[Opening Passage section]

3.2 Bulk mRNA sequencing of the effects of ROL and RPalm combination on UVB-irradiated HaCaT

Bulk mRNA sequencing was conducted on several groups: UVB-exposed HaCaT cells, UVB-exposed HaCaT cells treated with ROL, UVB-exposed HaCaT cells treated with RPalm, UVB-exposed HaCaT cells treated with R+R, and control HaCaT cells (N = 3). As shown in Figures 2A–C, UVB exposure led to the identification of 4,872 differentially expressed genes (DEGs) compared to the control group. The treatment with UVB+R+R resulted in approximately 5,115 DEGs relative to the control, with 1,274 DEGs identified between the UVB-exposed group and the UVB+R+R group.

Figure 2

Figure 2. Bulk mRNA sequencing of the effects of ROL and RPalm combination on UVB-irradiated HaCaT. (A) The bar chats present the DEG of different treatment groups. (B) Venn diagram shows the overlap DEG of different treatment groups. (C) Volcano plots of DEG in different treatment groups. Significantly upregulated and downregulated genes are highlighted in red and blue, respectively. (D) GO enrichment analysis of DEGs between control HaCaT cells and UVB-irradiated HaCaT cells; control HaCaT cells and R+R-treated UVB-irradiated HaCaT cells. (E) KEGG enrichment histogram of DEG for control HaCaT cells and UVB-irradiated HaCaT cells; UVB-irradiated HaCaT cells and R+R-treated UVB-irradiated HaCaT cells.

Gene ontology (GO) analysis revealed significant enrichment of DEGs related to the positive regulation of DNA damage response and signal transduction mediated by p53 in both the control and UVB+R+R groups (Figure 2D). Additionally, KEGG pathway enrichment analysis highlighted the p53 signaling pathway and various genetic information processing pathways associated with DNA damage repair in comparisons between the control and UVB-exposed groups, as well as between the UVB-exposed and UVB+R+R treatment groups (Figure 2E).

[Closing Passage section]
[Opening Dataset entries section]

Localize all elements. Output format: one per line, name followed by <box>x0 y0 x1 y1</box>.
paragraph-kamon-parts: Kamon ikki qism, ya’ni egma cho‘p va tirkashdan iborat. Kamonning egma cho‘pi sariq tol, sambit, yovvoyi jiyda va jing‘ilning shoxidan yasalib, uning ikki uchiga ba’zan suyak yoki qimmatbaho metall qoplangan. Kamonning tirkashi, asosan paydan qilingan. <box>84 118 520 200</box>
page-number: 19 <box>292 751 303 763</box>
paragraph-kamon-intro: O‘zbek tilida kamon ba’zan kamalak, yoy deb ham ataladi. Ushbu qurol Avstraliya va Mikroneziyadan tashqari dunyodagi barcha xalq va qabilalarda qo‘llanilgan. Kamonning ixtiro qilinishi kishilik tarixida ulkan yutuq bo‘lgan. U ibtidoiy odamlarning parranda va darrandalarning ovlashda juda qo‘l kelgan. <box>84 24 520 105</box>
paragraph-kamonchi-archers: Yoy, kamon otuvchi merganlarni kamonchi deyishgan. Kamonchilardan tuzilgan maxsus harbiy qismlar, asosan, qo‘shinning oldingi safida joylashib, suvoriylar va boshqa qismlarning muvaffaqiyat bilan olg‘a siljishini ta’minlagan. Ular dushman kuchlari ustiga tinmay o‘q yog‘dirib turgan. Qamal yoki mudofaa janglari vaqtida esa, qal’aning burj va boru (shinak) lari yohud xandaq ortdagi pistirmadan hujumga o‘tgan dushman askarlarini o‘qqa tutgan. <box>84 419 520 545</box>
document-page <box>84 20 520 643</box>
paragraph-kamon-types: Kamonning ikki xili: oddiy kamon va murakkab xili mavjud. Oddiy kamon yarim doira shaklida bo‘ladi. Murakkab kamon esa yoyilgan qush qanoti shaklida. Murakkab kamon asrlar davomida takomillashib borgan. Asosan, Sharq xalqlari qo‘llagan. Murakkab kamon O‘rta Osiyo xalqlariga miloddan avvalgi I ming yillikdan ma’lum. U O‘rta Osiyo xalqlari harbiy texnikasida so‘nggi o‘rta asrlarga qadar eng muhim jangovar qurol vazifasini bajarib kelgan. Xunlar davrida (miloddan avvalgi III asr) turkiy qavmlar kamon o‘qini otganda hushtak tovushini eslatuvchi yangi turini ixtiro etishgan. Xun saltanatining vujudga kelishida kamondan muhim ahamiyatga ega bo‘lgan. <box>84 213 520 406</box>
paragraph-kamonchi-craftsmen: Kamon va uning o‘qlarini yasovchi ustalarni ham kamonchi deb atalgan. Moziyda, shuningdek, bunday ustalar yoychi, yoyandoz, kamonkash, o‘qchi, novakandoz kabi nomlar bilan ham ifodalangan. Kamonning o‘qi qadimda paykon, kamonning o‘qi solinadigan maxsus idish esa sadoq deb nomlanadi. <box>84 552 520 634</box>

[Closing Dataset entries section]

Work order —
Quote the sequencing passage from "Bulk mRNA sequencing was" up to and including "the UVB+R+R group.". The records are separate from the sequencing passage and unrelated to it.

Response to this task —
Bulk mRNA sequencing was conducted on several groups: UVB-exposed HaCaT cells, UVB-exposed HaCaT cells treated with ROL, UVB-exposed HaCaT cells treated with RPalm, UVB-exposed HaCaT cells treated with R+R, and control HaCaT cells (N = 3). As shown in Figures 2A–C, UVB exposure led to the identification of 4,872 differentially expressed genes (DEGs) compared to the control group. The treatment with UVB+R+R resulted in approximately 5,115 DEGs relative to the control, with 1,274 DEGs identified between the UVB-exposed group and the UVB+R+R group.